__WYKAZ DANYCH__:
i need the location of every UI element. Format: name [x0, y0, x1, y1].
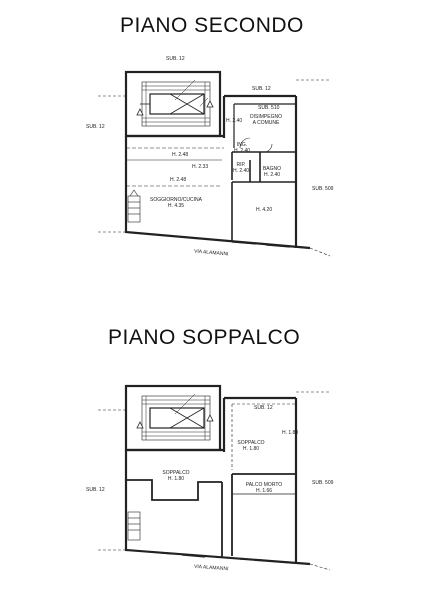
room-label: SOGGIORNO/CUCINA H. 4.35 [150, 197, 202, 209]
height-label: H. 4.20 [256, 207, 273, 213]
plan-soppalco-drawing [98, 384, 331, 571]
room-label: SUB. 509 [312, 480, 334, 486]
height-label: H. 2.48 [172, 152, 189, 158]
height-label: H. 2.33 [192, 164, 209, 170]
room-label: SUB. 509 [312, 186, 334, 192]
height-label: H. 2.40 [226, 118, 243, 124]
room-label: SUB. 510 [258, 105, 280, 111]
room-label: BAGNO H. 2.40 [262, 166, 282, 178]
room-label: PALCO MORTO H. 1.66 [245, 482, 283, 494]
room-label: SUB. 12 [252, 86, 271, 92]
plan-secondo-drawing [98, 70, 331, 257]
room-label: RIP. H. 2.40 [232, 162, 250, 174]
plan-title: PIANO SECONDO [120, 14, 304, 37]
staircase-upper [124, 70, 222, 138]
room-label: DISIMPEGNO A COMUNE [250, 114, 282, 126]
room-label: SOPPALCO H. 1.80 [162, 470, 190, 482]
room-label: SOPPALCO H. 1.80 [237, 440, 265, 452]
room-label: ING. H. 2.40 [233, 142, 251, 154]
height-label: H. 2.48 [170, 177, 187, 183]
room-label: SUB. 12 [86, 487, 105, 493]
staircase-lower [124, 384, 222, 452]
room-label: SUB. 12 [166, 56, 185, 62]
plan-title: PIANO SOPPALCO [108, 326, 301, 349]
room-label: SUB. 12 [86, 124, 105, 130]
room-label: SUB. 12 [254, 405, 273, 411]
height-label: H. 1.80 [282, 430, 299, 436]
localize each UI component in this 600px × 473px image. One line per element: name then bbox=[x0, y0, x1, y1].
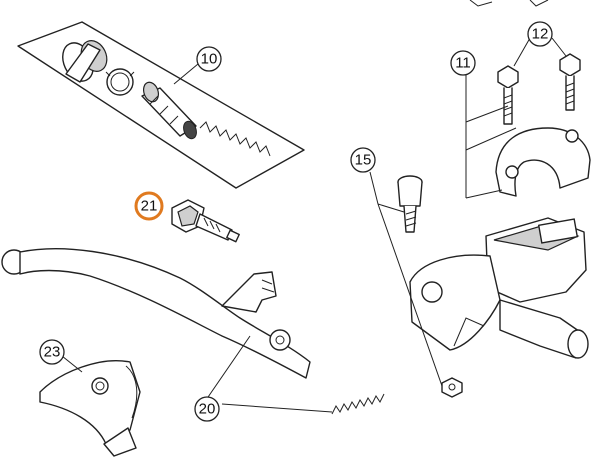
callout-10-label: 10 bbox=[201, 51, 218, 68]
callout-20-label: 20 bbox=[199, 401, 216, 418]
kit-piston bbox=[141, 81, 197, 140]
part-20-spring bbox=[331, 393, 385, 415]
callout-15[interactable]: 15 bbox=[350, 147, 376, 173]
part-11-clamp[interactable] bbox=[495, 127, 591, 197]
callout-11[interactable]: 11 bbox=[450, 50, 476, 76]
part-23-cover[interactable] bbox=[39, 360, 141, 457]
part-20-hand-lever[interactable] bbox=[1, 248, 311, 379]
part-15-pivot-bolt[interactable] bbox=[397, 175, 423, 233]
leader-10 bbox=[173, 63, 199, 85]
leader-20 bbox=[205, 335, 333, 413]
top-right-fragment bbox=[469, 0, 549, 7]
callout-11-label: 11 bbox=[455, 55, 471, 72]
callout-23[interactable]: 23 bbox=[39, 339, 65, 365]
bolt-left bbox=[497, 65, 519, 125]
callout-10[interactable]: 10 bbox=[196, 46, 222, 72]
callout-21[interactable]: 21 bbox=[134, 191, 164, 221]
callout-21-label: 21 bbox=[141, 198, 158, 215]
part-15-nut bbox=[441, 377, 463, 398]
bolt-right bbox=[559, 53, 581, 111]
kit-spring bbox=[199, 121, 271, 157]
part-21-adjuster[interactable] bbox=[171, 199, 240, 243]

__TREŚĆ ZADANIA__:
Powtórz bez zmian wiersze wykazu od tego, który zawiera „room-label: SOGGIORNO/CUCINA H.”, aż do tego, który zawiera „height-label: H. 2.40 [226, 118, 243, 124]”, łącznie z nim.

__PEŁNE ROZWIĄZANIE__:
room-label: SOGGIORNO/CUCINA H. 4.35 [150, 197, 202, 209]
height-label: H. 4.20 [256, 207, 273, 213]
plan-soppalco-drawing [98, 384, 331, 571]
room-label: SUB. 509 [312, 480, 334, 486]
height-label: H. 2.48 [172, 152, 189, 158]
height-label: H. 2.33 [192, 164, 209, 170]
room-label: SUB. 509 [312, 186, 334, 192]
height-label: H. 2.40 [226, 118, 243, 124]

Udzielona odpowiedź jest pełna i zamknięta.